What you have to do: Your task is to show every line in the listing below that includes "label".

<<<<

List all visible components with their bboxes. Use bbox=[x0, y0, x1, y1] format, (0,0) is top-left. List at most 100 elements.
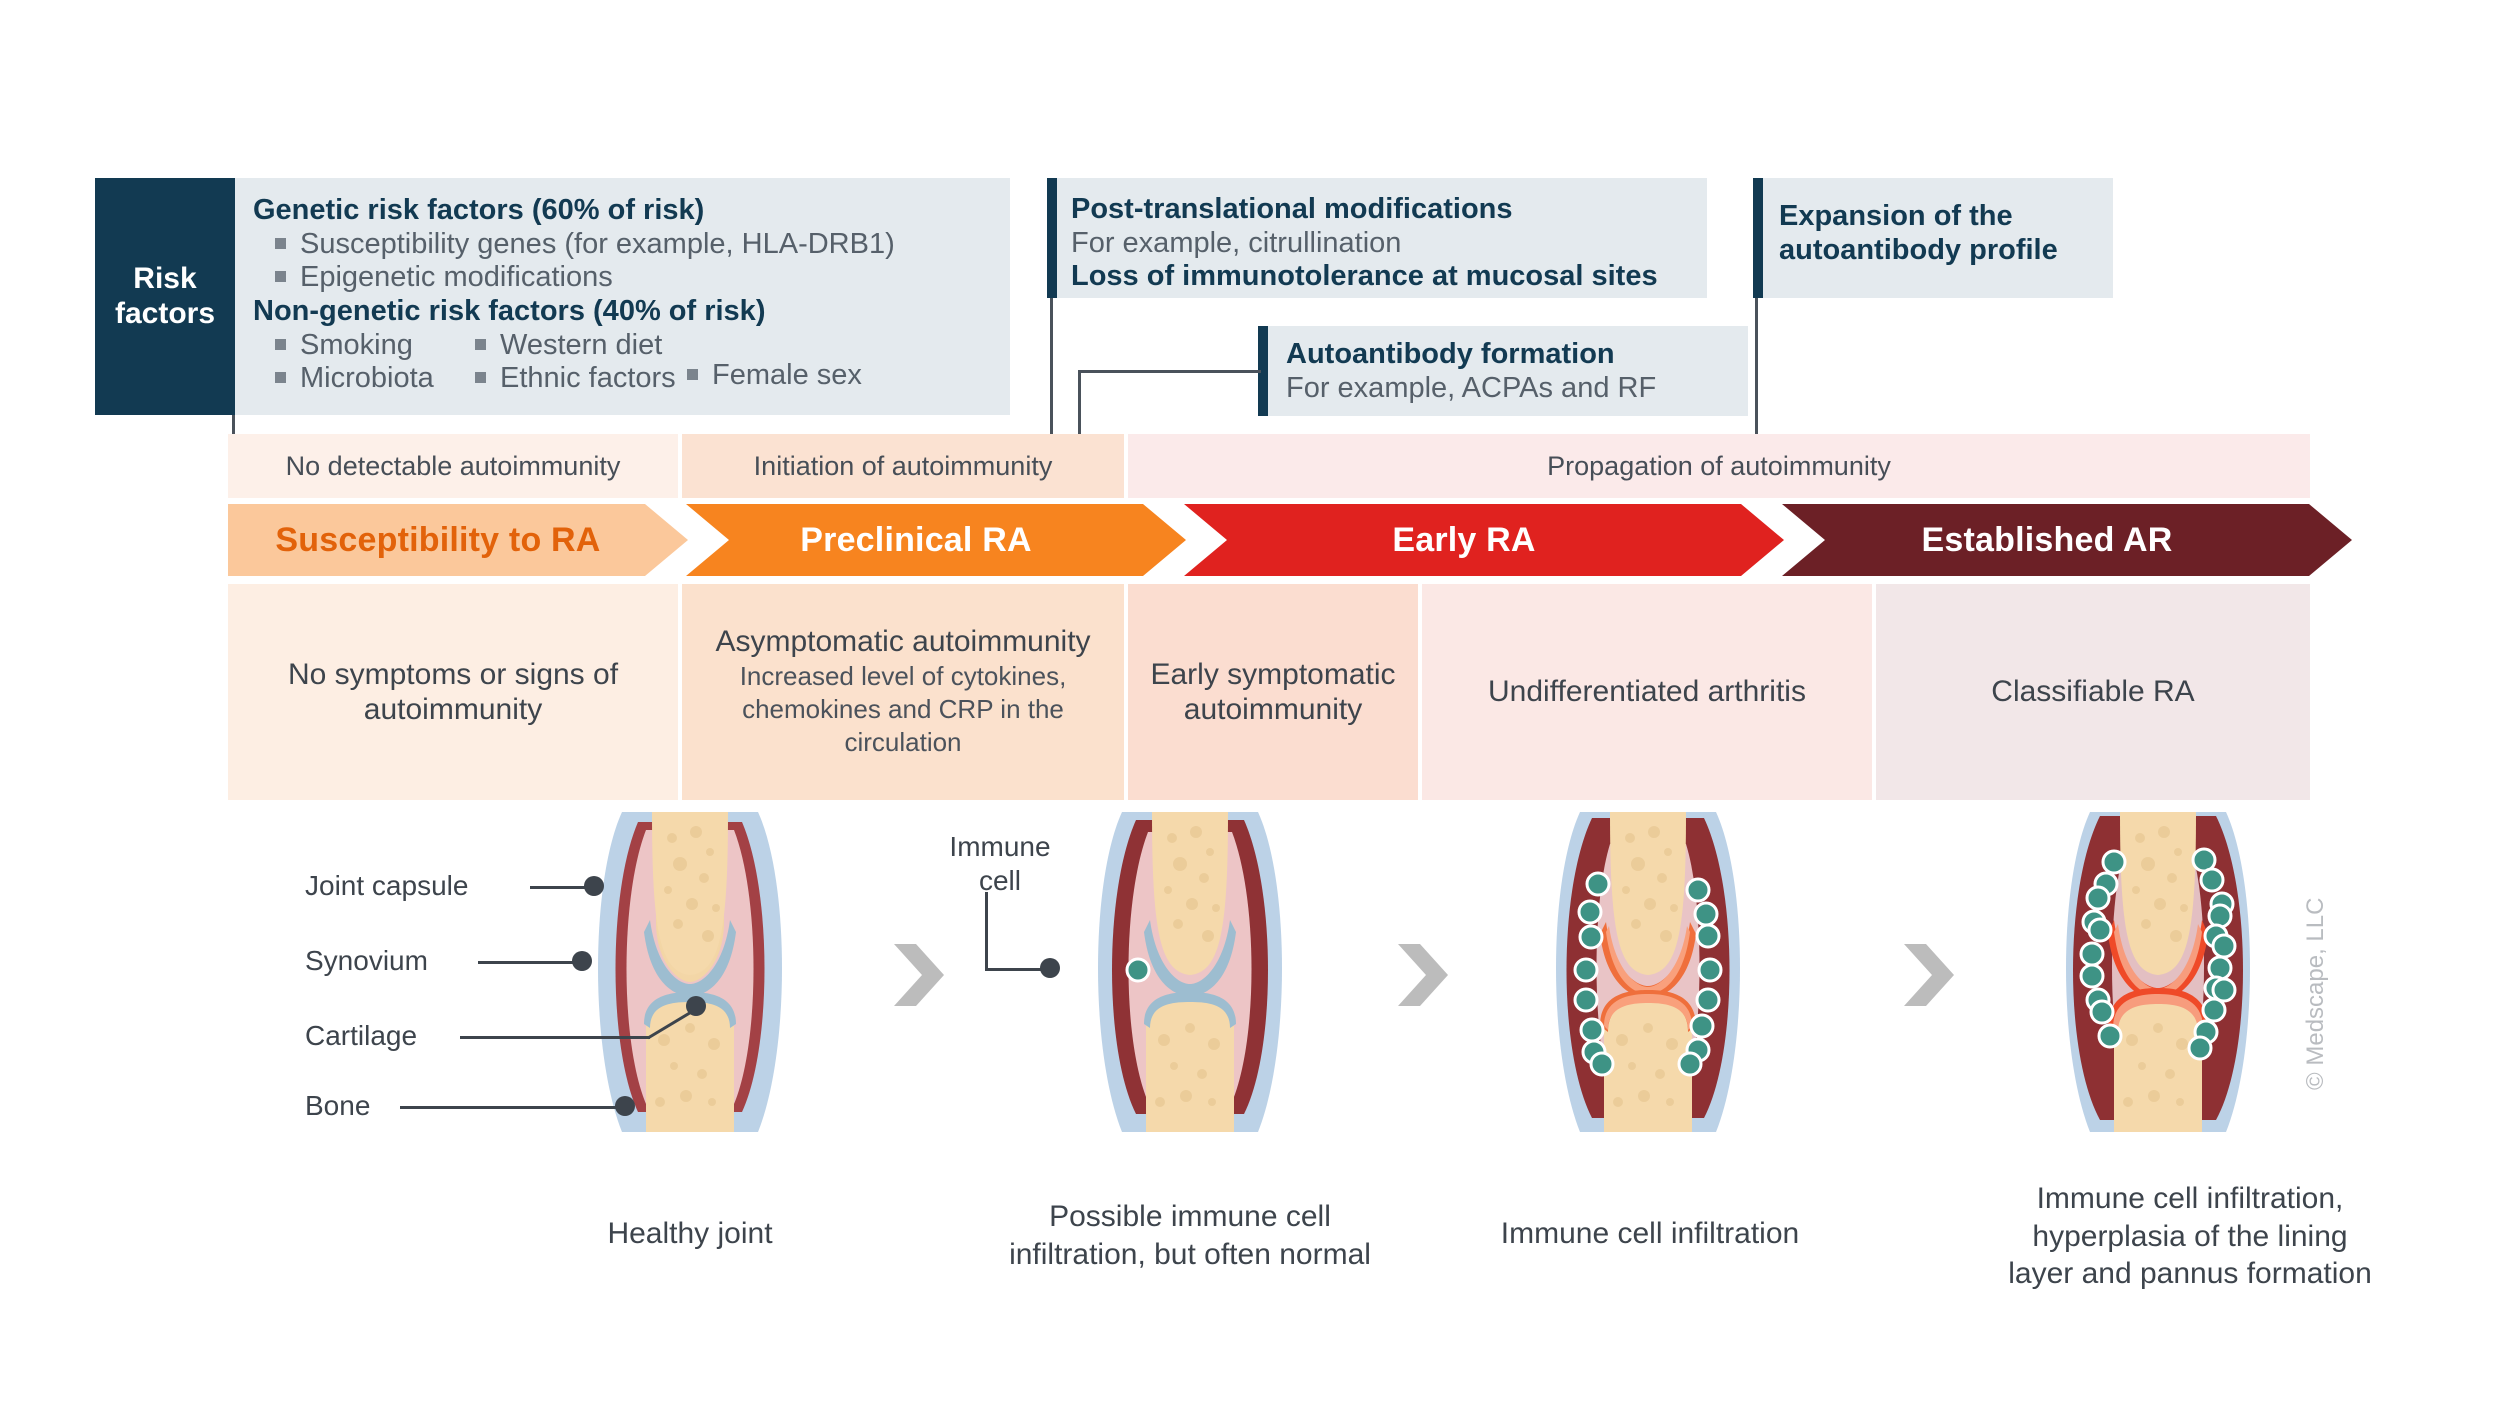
anatomy-dot-synovium bbox=[572, 951, 592, 971]
joint-illustration-healthy bbox=[598, 812, 782, 1132]
joint-caption-2: Immune cell infiltration bbox=[1500, 1217, 1800, 1250]
phase-label-2: Propagation of autoimmunity bbox=[1547, 450, 1891, 481]
phase-label-0: No detectable autoimmunity bbox=[285, 450, 621, 481]
description-title-0: No symptoms or signs of autoimmunity bbox=[287, 657, 619, 726]
panel-accent-bar bbox=[1753, 178, 1763, 298]
panel-risk-factors: Genetic risk factors (60% of risk) Susce… bbox=[235, 178, 1010, 415]
square-bullet-icon bbox=[475, 372, 486, 384]
list-item: Ethnic factors bbox=[475, 362, 687, 396]
nongenetic-col2-0: Western diet bbox=[500, 328, 663, 361]
panel-accent-bar bbox=[1047, 178, 1057, 298]
list-item: Smoking bbox=[275, 329, 475, 363]
risk-tab-line2: factors bbox=[114, 296, 216, 330]
ptm-heading-2: Loss of immunotolerance at mucosal sites bbox=[1071, 260, 1658, 293]
description-cell-0: No symptoms or signs of autoimmunity bbox=[228, 584, 678, 800]
stage-label-1: Preclinical RA bbox=[800, 520, 1032, 559]
list-item: Female sex bbox=[687, 359, 862, 393]
list-item: Western diet bbox=[475, 329, 687, 363]
anatomy-dot-cartilage bbox=[686, 996, 706, 1016]
chevron-right-icon-2 bbox=[1398, 944, 1448, 1006]
joint-illustration-early-ra bbox=[1556, 812, 1740, 1132]
chevron-right-icon-3 bbox=[1904, 944, 1954, 1006]
square-bullet-icon bbox=[275, 271, 286, 283]
anatomy-label-synovium: Synovium bbox=[305, 945, 428, 976]
stage-label-3: Established AR bbox=[1921, 520, 2173, 559]
panel-post-translational-modifications: Post-translational modifications For exa… bbox=[1047, 178, 1707, 298]
list-item: Microbiota bbox=[275, 362, 475, 396]
description-title-2: Early symptomatic autoimmunity bbox=[1150, 657, 1396, 726]
anatomy-label-joint-capsule: Joint capsule bbox=[305, 870, 469, 901]
anatomy-label-cartilage: Cartilage bbox=[305, 1020, 418, 1051]
phase-cell-1: Initiation of autoimmunity bbox=[682, 434, 1124, 498]
nongenetic-risk-heading: Non-genetic risk factors (40% of risk) bbox=[253, 294, 766, 327]
stage-arrow-susceptibility[interactable]: Susceptibility to RA bbox=[228, 504, 688, 576]
leader-line-joint-capsule bbox=[530, 886, 592, 889]
ptm-example: For example, citrullination bbox=[1071, 226, 1402, 259]
expansion-line1: Expansion of the bbox=[1779, 200, 2013, 232]
risk-factors-tab: Risk factors bbox=[95, 178, 235, 415]
genetic-item-0: Susceptibility genes (for example, HLA-D… bbox=[300, 227, 895, 260]
leader-line-cartilage bbox=[460, 1036, 650, 1039]
phase-label-1: Initiation of autoimmunity bbox=[753, 450, 1053, 481]
anatomy-dot-joint-capsule bbox=[584, 876, 604, 896]
leader-line-synovium bbox=[478, 961, 580, 964]
anatomy-dot-immune-cell bbox=[1040, 958, 1060, 978]
description-title-4: Classifiable RA bbox=[1991, 675, 2195, 709]
stage-label-2: Early RA bbox=[1392, 520, 1536, 559]
description-cell-2: Early symptomatic autoimmunity bbox=[1128, 584, 1418, 800]
nongenetic-col3-0: Female sex bbox=[712, 358, 862, 391]
square-bullet-icon bbox=[275, 338, 286, 350]
copyright-watermark: © Medscape, LLC bbox=[2302, 897, 2329, 1090]
joint-caption-3: Immune cell infiltration, hyperplasia of… bbox=[2008, 1182, 2372, 1290]
description-sub-1: Increased level of cytokines, chemokines… bbox=[739, 660, 1067, 758]
genetic-item-1: Epigenetic modifications bbox=[300, 261, 613, 294]
leader-line-immune-cell-vertical bbox=[985, 892, 988, 970]
connector-expansion-to-timeline bbox=[1755, 298, 1758, 435]
phase-cell-0: No detectable autoimmunity bbox=[228, 434, 678, 498]
autoantibody-heading: Autoantibody formation bbox=[1286, 338, 1615, 370]
immune-cell-line1: Immune bbox=[949, 831, 1051, 862]
phase-cell-2: Propagation of autoimmunity bbox=[1128, 434, 2310, 498]
stage-label-0: Susceptibility to RA bbox=[275, 520, 601, 559]
stage-arrow-band: Susceptibility to RA Preclinical RA Earl… bbox=[0, 504, 2500, 576]
panel-expansion-autoantibody-profile: Expansion of the autoantibody profile bbox=[1753, 178, 2113, 298]
stage-arrow-established-ar[interactable]: Established AR bbox=[1782, 504, 2352, 576]
immune-cell-line2: cell bbox=[978, 864, 1021, 896]
autoantibody-example: For example, ACPAs and RF bbox=[1286, 371, 1657, 404]
genetic-risk-heading: Genetic risk factors (60% of risk) bbox=[253, 194, 705, 226]
list-item: Epigenetic modifications bbox=[275, 261, 1010, 295]
anatomy-label-bone: Bone bbox=[305, 1090, 371, 1121]
description-title-3: Undifferentiated arthritis bbox=[1488, 675, 1806, 709]
square-bullet-icon bbox=[475, 338, 486, 350]
description-cell-4: Classifiable RA bbox=[1876, 584, 2310, 800]
connector-aab-horizontal bbox=[1078, 370, 1261, 373]
chevron-right-icon-1 bbox=[894, 944, 944, 1006]
description-cell-3: Undifferentiated arthritis bbox=[1422, 584, 1872, 800]
joint-caption-0: Healthy joint bbox=[607, 1217, 773, 1250]
description-row: No symptoms or signs of autoimmunity Asy… bbox=[0, 584, 2500, 800]
risk-tab-line1: Risk bbox=[133, 262, 197, 295]
connector-risk-to-timeline bbox=[232, 415, 235, 435]
ptm-heading: Post-translational modifications bbox=[1071, 193, 1513, 225]
nongenetic-col2-1: Ethnic factors bbox=[500, 362, 676, 395]
square-bullet-icon bbox=[275, 237, 286, 249]
panel-autoantibody-formation: Autoantibody formation For example, ACPA… bbox=[1258, 326, 1748, 416]
leader-line-immune-cell-horizontal bbox=[985, 968, 1045, 971]
expansion-line2: autoantibody profile bbox=[1779, 233, 2058, 266]
phase-row: No detectable autoimmunity Initiation of… bbox=[0, 434, 2500, 498]
stage-arrow-early-ra[interactable]: Early RA bbox=[1184, 504, 1784, 576]
nongenetic-col1-1: Microbiota bbox=[300, 362, 434, 395]
connector-ptm-to-timeline bbox=[1050, 298, 1053, 435]
joint-illustration-preclinical bbox=[1098, 812, 1282, 1132]
square-bullet-icon bbox=[687, 368, 698, 380]
connector-aab-vertical bbox=[1078, 370, 1081, 435]
description-title-1: Asymptomatic autoimmunity bbox=[715, 625, 1091, 659]
immune-cell-label: Immune cell bbox=[935, 830, 1065, 897]
stage-arrow-preclinical[interactable]: Preclinical RA bbox=[686, 504, 1186, 576]
panel-accent-bar bbox=[1258, 326, 1268, 416]
list-item: Susceptibility genes (for example, HLA-D… bbox=[275, 228, 1010, 262]
joint-caption-1: Possible immune cell infiltration, but o… bbox=[1009, 1200, 1371, 1271]
nongenetic-col1-0: Smoking bbox=[300, 328, 413, 361]
joint-illustration-established bbox=[2066, 812, 2250, 1132]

>>>>

Finished exercise:
phase-label-2: Propagation of autoimmunity bbox=[1547, 450, 1891, 481]
phase-label-0: No detectable autoimmunity bbox=[285, 450, 621, 481]
stage-label-1: Preclinical RA bbox=[800, 520, 1032, 559]
anatomy-label-synovium: Synovium bbox=[305, 945, 428, 976]
stage-label-3: Established AR bbox=[1921, 520, 2173, 559]
anatomy-label-joint-capsule: Joint capsule bbox=[305, 870, 469, 901]
anatomy-label-cartilage: Cartilage bbox=[305, 1020, 418, 1051]
phase-label-1: Initiation of autoimmunity bbox=[753, 450, 1053, 481]
stage-label-2: Early RA bbox=[1392, 520, 1536, 559]
stage-label-0: Susceptibility to RA bbox=[275, 520, 601, 559]
anatomy-label-bone: Bone bbox=[305, 1090, 371, 1121]
immune-cell-label: Immune cell bbox=[935, 830, 1065, 897]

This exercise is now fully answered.